> _What is being asked_:
Extract the lines that hold the string "must".

--- begin Material for the task ---

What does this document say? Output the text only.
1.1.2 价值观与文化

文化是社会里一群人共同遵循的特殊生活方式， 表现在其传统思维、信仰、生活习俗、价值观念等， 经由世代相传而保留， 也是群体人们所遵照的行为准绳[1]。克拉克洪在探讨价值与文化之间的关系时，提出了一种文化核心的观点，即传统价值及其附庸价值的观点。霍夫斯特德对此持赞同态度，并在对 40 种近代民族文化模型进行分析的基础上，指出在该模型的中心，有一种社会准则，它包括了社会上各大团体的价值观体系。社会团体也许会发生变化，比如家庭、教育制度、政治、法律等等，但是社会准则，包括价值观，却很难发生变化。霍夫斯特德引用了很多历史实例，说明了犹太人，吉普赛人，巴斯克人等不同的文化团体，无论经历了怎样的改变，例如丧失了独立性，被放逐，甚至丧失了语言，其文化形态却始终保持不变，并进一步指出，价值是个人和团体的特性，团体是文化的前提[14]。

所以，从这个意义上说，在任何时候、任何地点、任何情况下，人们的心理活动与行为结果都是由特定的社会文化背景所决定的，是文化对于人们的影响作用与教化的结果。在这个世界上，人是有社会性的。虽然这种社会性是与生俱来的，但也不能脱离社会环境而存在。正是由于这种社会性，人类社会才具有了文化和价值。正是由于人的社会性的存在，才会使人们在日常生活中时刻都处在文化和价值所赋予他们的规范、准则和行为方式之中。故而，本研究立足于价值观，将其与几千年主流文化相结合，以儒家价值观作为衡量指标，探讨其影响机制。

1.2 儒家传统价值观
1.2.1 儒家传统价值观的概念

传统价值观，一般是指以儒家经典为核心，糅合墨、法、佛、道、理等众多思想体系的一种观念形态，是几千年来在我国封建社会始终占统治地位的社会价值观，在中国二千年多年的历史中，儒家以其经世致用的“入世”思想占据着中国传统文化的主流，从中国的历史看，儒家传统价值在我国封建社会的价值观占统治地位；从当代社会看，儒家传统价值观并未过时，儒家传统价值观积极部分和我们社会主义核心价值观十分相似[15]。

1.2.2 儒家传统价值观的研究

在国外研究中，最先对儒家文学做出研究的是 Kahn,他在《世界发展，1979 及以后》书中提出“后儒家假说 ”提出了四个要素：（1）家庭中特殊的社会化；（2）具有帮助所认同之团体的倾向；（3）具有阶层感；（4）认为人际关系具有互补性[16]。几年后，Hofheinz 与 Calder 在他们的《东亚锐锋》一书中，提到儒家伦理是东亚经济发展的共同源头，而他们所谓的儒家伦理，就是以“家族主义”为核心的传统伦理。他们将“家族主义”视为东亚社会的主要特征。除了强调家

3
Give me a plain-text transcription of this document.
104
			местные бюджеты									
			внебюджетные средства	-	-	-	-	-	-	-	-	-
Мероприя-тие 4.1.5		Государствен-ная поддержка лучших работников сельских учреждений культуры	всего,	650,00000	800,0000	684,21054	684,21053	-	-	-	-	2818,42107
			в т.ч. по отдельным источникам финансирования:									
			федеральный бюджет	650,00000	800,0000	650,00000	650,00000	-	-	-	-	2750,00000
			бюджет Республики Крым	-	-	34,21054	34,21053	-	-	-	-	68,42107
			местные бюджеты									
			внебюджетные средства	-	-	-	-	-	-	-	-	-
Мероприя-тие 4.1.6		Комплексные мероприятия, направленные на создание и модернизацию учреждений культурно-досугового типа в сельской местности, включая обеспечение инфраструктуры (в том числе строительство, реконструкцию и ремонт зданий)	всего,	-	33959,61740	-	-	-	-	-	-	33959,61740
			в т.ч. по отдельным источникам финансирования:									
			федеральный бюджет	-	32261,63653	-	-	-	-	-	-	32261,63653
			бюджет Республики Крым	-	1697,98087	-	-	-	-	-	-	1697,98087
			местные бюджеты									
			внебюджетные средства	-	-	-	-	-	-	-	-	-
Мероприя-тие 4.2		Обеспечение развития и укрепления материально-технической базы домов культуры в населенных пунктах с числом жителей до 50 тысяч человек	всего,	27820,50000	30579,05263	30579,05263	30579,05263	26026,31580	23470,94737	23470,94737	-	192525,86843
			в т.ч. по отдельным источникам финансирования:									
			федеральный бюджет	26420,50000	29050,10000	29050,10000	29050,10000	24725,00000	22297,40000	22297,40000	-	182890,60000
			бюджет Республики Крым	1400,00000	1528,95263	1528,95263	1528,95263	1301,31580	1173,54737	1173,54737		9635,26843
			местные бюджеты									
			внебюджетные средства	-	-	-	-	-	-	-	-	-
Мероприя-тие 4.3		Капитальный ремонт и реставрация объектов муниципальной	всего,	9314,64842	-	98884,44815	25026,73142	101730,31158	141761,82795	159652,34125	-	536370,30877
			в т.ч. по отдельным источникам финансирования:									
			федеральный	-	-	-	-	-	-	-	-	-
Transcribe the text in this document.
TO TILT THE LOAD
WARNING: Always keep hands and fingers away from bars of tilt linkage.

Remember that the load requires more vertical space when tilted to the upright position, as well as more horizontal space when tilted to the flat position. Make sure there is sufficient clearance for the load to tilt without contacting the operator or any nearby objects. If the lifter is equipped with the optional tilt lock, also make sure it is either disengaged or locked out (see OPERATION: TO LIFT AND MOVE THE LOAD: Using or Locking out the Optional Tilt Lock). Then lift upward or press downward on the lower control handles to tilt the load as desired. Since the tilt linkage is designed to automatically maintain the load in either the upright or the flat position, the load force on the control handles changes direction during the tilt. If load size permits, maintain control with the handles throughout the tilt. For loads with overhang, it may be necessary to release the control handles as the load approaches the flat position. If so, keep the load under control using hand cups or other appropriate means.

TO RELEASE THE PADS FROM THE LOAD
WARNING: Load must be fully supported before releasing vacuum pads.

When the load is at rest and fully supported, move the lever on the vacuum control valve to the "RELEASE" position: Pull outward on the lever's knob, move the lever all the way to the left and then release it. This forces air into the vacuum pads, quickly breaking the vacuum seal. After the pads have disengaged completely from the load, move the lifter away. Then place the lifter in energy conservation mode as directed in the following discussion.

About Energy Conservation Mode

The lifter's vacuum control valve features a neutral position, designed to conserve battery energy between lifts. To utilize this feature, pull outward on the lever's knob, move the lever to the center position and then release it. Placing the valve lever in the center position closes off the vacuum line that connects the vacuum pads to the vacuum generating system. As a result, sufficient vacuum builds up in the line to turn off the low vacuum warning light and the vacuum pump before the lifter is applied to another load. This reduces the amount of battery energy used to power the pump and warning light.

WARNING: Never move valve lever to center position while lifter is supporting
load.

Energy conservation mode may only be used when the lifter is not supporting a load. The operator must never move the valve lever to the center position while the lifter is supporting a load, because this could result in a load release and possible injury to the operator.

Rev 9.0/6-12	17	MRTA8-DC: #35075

--- end Material for the task ---

> _Response to the task_:
WARNING: Load must be fully supported before releasing vacuum pads.
Energy conservation mode may only be used when the lifter is not supporting a load. The operator must never move the valve lever to the center position while the lifter is supporting a load, because this could result in a load release and possible injury to the operator.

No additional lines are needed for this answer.